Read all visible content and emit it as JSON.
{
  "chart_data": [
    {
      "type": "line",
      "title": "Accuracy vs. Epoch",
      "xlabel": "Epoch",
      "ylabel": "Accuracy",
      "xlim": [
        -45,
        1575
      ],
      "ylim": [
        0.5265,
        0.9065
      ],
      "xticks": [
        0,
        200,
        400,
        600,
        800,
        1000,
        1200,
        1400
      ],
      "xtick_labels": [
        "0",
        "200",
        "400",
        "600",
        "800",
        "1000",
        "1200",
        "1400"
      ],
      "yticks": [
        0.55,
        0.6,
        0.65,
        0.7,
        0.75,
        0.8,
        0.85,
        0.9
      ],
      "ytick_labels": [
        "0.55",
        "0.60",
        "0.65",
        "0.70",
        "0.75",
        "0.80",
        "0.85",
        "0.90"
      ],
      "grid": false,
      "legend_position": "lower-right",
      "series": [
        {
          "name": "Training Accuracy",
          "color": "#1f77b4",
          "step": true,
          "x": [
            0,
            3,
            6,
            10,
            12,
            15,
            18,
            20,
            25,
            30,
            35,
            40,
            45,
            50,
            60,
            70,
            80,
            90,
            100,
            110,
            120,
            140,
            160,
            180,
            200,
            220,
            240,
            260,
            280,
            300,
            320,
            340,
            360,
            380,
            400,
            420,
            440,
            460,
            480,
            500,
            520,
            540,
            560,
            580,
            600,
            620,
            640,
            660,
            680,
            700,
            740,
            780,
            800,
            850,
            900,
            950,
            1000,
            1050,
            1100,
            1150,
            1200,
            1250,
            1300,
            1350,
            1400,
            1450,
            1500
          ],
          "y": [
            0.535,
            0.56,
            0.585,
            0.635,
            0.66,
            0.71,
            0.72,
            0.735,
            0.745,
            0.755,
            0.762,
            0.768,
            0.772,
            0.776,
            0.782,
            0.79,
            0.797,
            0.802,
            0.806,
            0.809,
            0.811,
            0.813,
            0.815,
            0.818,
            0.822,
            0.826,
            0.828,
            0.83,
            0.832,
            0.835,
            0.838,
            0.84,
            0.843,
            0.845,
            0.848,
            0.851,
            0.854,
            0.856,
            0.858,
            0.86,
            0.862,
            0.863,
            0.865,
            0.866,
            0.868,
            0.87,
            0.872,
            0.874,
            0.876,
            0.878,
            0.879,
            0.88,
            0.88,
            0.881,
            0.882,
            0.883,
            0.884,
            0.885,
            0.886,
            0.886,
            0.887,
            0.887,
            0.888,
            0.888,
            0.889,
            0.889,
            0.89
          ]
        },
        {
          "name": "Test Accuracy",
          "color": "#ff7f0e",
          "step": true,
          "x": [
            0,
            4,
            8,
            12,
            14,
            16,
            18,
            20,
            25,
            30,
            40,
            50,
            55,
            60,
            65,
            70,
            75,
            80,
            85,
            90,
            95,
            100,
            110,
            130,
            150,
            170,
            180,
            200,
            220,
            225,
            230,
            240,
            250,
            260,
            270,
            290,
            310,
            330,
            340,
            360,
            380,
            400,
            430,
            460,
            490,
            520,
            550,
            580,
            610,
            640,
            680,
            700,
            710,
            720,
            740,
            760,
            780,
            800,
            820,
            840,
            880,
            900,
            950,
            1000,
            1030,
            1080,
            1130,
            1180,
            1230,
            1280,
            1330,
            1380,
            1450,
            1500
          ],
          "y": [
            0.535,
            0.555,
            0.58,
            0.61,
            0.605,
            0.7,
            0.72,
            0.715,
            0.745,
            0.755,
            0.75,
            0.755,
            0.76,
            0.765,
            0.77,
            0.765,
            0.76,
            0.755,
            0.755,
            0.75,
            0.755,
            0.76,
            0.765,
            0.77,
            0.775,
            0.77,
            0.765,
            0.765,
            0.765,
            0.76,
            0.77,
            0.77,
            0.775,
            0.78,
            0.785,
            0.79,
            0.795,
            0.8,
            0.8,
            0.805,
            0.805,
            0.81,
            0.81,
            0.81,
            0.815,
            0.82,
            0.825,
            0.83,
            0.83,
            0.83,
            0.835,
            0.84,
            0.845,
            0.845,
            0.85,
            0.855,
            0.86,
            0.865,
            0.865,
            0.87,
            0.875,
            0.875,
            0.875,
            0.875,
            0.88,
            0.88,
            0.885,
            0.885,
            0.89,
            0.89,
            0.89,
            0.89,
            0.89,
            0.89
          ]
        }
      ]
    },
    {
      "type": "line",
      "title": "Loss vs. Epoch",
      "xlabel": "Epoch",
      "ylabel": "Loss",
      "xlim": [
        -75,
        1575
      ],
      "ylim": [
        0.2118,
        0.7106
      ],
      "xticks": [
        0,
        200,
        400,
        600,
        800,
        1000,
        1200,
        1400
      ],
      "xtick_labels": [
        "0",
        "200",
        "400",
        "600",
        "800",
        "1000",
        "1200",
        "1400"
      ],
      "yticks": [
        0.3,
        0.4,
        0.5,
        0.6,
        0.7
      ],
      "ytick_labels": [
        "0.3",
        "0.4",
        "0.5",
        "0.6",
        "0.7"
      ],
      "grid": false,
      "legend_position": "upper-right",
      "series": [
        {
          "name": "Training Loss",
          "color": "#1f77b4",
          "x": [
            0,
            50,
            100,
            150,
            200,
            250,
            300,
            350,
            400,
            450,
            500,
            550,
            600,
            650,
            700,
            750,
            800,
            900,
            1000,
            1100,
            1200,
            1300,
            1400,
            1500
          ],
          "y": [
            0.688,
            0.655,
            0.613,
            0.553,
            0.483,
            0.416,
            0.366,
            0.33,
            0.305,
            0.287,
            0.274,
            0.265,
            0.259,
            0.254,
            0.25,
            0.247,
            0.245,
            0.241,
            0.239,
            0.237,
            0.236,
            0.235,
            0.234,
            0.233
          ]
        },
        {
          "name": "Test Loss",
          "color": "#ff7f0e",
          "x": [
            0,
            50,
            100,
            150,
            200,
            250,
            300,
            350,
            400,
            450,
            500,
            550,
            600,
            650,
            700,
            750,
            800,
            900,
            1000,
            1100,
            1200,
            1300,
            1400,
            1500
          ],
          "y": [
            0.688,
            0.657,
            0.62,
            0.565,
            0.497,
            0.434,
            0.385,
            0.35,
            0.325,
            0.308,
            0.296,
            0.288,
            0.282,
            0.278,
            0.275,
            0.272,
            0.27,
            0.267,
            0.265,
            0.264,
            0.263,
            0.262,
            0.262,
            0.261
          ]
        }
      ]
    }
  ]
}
◇ ◇ ◇ ◇ ◇ ◇ ◇
GOAL =
Print all of the data exactly as it was given.

EXERCISE RESPONSE =
Read all visible content and emit it as JSON.
{
  "chart_data": [
    {
      "type": "line",
      "title": "Accuracy vs. Epoch",
      "xlabel": "Epoch",
      "ylabel": "Accuracy",
      "xlim": [
        -45,
        1575
      ],
      "ylim": [
        0.5265,
        0.9065
      ],
      "xticks": [
        0,
        200,
        400,
        600,
        800,
        1000,
        1200,
        1400
      ],
      "xtick_labels": [
        "0",
        "200",
        "400",
        "600",
        "800",
        "1000",
        "1200",
        "1400"
      ],
      "yticks": [
        0.55,
        0.6,
        0.65,
        0.7,
        0.75,
        0.8,
        0.85,
        0.9
      ],
      "ytick_labels": [
        "0.55",
        "0.60",
        "0.65",
        "0.70",
        "0.75",
        "0.80",
        "0.85",
        "0.90"
      ],
      "grid": false,
      "legend_position": "lower-right",
      "series": [
        {
          "name": "Training Accuracy",
          "color": "#1f77b4",
          "step": true,
          "x": [
            0,
            3,
            6,
            10,
            12,
            15,
            18,
            20,
            25,
            30,
            35,
            40,
            45,
            50,
            60,
            70,
            80,
            90,
            100,
            110,
            120,
            140,
            160,
            180,
            200,
            220,
            240,
            260,
            280,
            300,
            320,
            340,
            360,
            380,
            400,
            420,
            440,
            460,
            480,
            500,
            520,
            540,
            560,
            580,
            600,
            620,
            640,
            660,
            680,
            700,
            740,
            780,
            800,
            850,
            900,
            950,
            1000,
            1050,
            1100,
            1150,
            1200,
            1250,
            1300,
            1350,
            1400,
            1450,
            1500
          ],
          "y": [
            0.535,
            0.56,
            0.585,
            0.635,
            0.66,
            0.71,
            0.72,
            0.735,
            0.745,
            0.755,
            0.762,
            0.768,
            0.772,
            0.776,
            0.782,
            0.79,
            0.797,
            0.802,
            0.806,
            0.809,
            0.811,
            0.813,
            0.815,
            0.818,
            0.822,
            0.826,
            0.828,
            0.83,
            0.832,
            0.835,
            0.838,
            0.84,
            0.843,
            0.845,
            0.848,
            0.851,
            0.854,
            0.856,
            0.858,
            0.86,
            0.862,
            0.863,
            0.865,
            0.866,
            0.868,
            0.87,
            0.872,
            0.874,
            0.876,
            0.878,
            0.879,
            0.88,
            0.88,
            0.881,
            0.882,
            0.883,
            0.884,
            0.885,
            0.886,
            0.886,
            0.887,
            0.887,
            0.888,
            0.888,
            0.889,
            0.889,
            0.89
          ]
        },
        {
          "name": "Test Accuracy",
          "color": "#ff7f0e",
          "step": true,
          "x": [
            0,
            4,
            8,
            12,
            14,
            16,
            18,
            20,
            25,
            30,
            40,
            50,
            55,
            60,
            65,
            70,
            75,
            80,
            85,
            90,
            95,
            100,
            110,
            130,
            150,
            170,
            180,
            200,
            220,
            225,
            230,
            240,
            250,
            260,
            270,
            290,
            310,
            330,
            340,
            360,
            380,
            400,
            430,
            460,
            490,
            520,
            550,
            580,
            610,
            640,
            680,
            700,
            710,
            720,
            740,
            760,
            780,
            800,
            820,
            840,
            880,
            900,
            950,
            1000,
            1030,
            1080,
            1130,
            1180,
            1230,
            1280,
            1330,
            1380,
            1450,
            1500
          ],
          "y": [
            0.535,
            0.555,
            0.58,
            0.61,
            0.605,
            0.7,
            0.72,
            0.715,
            0.745,
            0.755,
            0.75,
            0.755,
            0.76,
            0.765,
            0.77,
            0.765,
            0.76,
            0.755,
            0.755,
            0.75,
            0.755,
            0.76,
            0.765,
            0.77,
            0.775,
            0.77,
            0.765,
            0.765,
            0.765,
            0.76,
            0.77,
            0.77,
            0.775,
            0.78,
            0.785,
            0.79,
            0.795,
            0.8,
            0.8,
            0.805,
            0.805,
            0.81,
            0.81,
            0.81,
            0.815,
            0.82,
            0.825,
            0.83,
            0.83,
            0.83,
            0.835,
            0.84,
            0.845,
            0.845,
            0.85,
            0.855,
            0.86,
            0.865,
            0.865,
            0.87,
            0.875,
            0.875,
            0.875,
            0.875,
            0.88,
            0.88,
            0.885,
            0.885,
            0.89,
            0.89,
            0.89,
            0.89,
            0.89,
            0.89
          ]
        }
      ]
    },
    {
      "type": "line",
      "title": "Loss vs. Epoch",
      "xlabel": "Epoch",
      "ylabel": "Loss",
      "xlim": [
        -75,
        1575
      ],
      "ylim": [
        0.2118,
        0.7106
      ],
      "xticks": [
        0,
        200,
        400,
        600,
        800,
        1000,
        1200,
        1400
      ],
      "xtick_labels": [
        "0",
        "200",
        "400",
        "600",
        "800",
        "1000",
        "1200",
        "1400"
      ],
      "yticks": [
        0.3,
        0.4,
        0.5,
        0.6,
        0.7
      ],
      "ytick_labels": [
        "0.3",
        "0.4",
        "0.5",
        "0.6",
        "0.7"
      ],
      "grid": false,
      "legend_position": "upper-right",
      "series": [
        {
          "name": "Training Loss",
          "color": "#1f77b4",
          "x": [
            0,
            50,
            100,
            150,
            200,
            250,
            300,
            350,
            400,
            450,
            500,
            550,
            600,
            650,
            700,
            750,
            800,
            900,
            1000,
            1100,
            1200,
            1300,
            1400,
            1500
          ],
          "y": [
            0.688,
            0.655,
            0.613,
            0.553,
            0.483,
            0.416,
            0.366,
            0.33,
            0.305,
            0.287,
            0.274,
            0.265,
            0.259,
            0.254,
            0.25,
            0.247,
            0.245,
            0.241,
            0.239,
            0.237,
            0.236,
            0.235,
            0.234,
            0.233
          ]
        },
        {
          "name": "Test Loss",
          "color": "#ff7f0e",
          "x": [
            0,
            50,
            100,
            150,
            200,
            250,
            300,
            350,
            400,
            450,
            500,
            550,
            600,
            650,
            700,
            750,
            800,
            900,
            1000,
            1100,
            1200,
            1300,
            1400,
            1500
          ],
          "y": [
            0.688,
            0.657,
            0.62,
            0.565,
            0.497,
            0.434,
            0.385,
            0.35,
            0.325,
            0.308,
            0.296,
            0.288,
            0.282,
            0.278,
            0.275,
            0.272,
            0.27,
            0.267,
            0.265,
            0.264,
            0.263,
            0.262,
            0.262,
            0.261
          ]
        }
      ]
    }
  ]
}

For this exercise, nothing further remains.